(Raw records)
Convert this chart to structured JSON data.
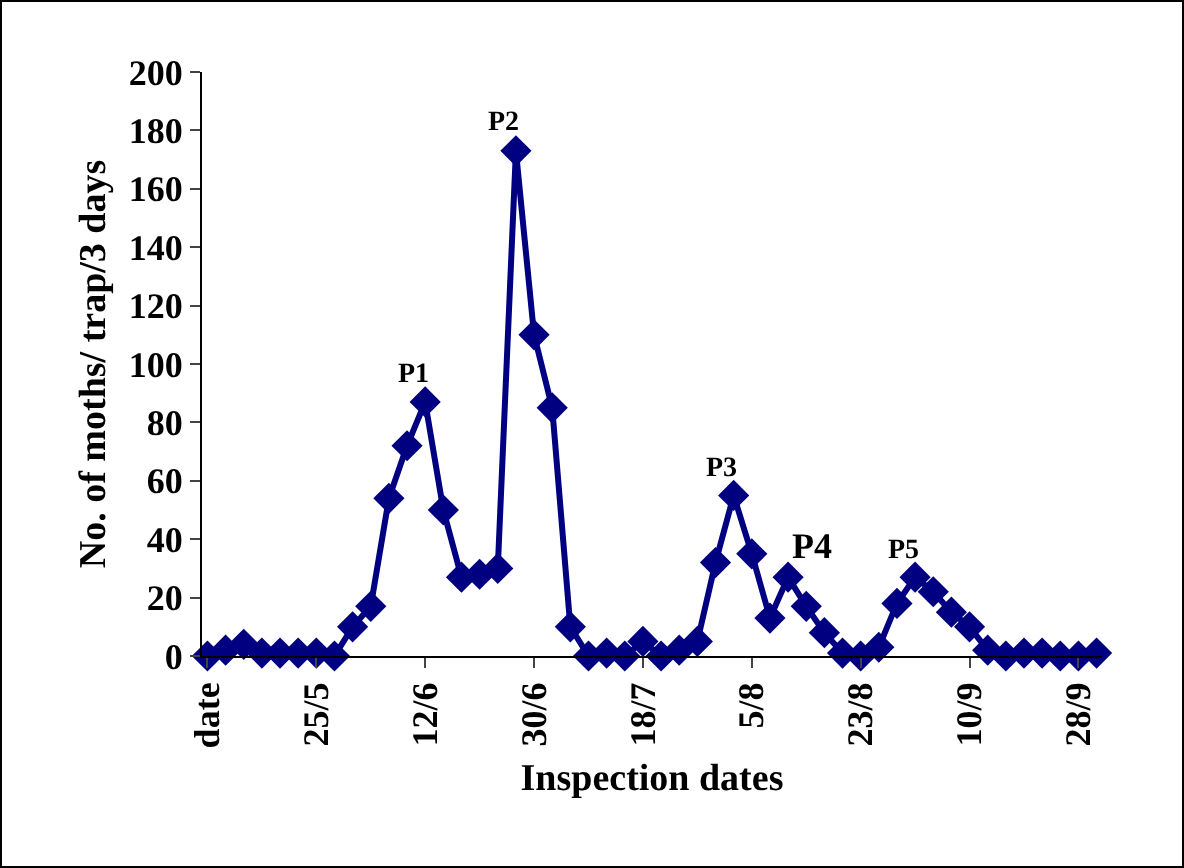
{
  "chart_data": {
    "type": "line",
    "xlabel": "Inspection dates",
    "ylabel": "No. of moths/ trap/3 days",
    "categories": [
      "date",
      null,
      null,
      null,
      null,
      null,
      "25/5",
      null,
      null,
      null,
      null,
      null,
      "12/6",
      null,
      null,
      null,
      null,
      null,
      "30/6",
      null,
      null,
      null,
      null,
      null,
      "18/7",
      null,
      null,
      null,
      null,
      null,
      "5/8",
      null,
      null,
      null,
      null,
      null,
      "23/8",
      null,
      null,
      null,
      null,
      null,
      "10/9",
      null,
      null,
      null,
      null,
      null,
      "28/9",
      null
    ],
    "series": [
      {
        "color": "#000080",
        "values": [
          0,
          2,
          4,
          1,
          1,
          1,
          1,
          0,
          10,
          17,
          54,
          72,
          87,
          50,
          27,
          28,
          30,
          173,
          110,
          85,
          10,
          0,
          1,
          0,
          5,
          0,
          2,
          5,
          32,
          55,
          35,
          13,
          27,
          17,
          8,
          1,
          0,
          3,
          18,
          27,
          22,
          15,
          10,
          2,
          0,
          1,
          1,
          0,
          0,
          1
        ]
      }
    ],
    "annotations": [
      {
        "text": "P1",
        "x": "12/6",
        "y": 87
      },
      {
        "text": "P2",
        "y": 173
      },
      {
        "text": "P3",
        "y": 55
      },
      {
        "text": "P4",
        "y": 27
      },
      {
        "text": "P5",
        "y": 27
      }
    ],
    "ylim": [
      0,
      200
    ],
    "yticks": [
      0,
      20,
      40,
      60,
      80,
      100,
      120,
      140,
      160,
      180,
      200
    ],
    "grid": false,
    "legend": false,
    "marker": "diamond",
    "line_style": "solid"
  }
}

Prompt: Copy every record above exactly, leaving out the pictures.

Written response:
Convert this chart to structured JSON data.
{
  "chart_data": {
    "type": "line",
    "xlabel": "Inspection dates",
    "ylabel": "No. of moths/ trap/3 days",
    "categories": [
      "date",
      null,
      null,
      null,
      null,
      null,
      "25/5",
      null,
      null,
      null,
      null,
      null,
      "12/6",
      null,
      null,
      null,
      null,
      null,
      "30/6",
      null,
      null,
      null,
      null,
      null,
      "18/7",
      null,
      null,
      null,
      null,
      null,
      "5/8",
      null,
      null,
      null,
      null,
      null,
      "23/8",
      null,
      null,
      null,
      null,
      null,
      "10/9",
      null,
      null,
      null,
      null,
      null,
      "28/9",
      null
    ],
    "series": [
      {
        "color": "#000080",
        "values": [
          0,
          2,
          4,
          1,
          1,
          1,
          1,
          0,
          10,
          17,
          54,
          72,
          87,
          50,
          27,
          28,
          30,
          173,
          110,
          85,
          10,
          0,
          1,
          0,
          5,
          0,
          2,
          5,
          32,
          55,
          35,
          13,
          27,
          17,
          8,
          1,
          0,
          3,
          18,
          27,
          22,
          15,
          10,
          2,
          0,
          1,
          1,
          0,
          0,
          1
        ]
      }
    ],
    "annotations": [
      {
        "text": "P1",
        "x": "12/6",
        "y": 87
      },
      {
        "text": "P2",
        "y": 173
      },
      {
        "text": "P3",
        "y": 55
      },
      {
        "text": "P4",
        "y": 27
      },
      {
        "text": "P5",
        "y": 27
      }
    ],
    "ylim": [
      0,
      200
    ],
    "yticks": [
      0,
      20,
      40,
      60,
      80,
      100,
      120,
      140,
      160,
      180,
      200
    ],
    "grid": false,
    "legend": false,
    "marker": "diamond",
    "line_style": "solid"
  }
}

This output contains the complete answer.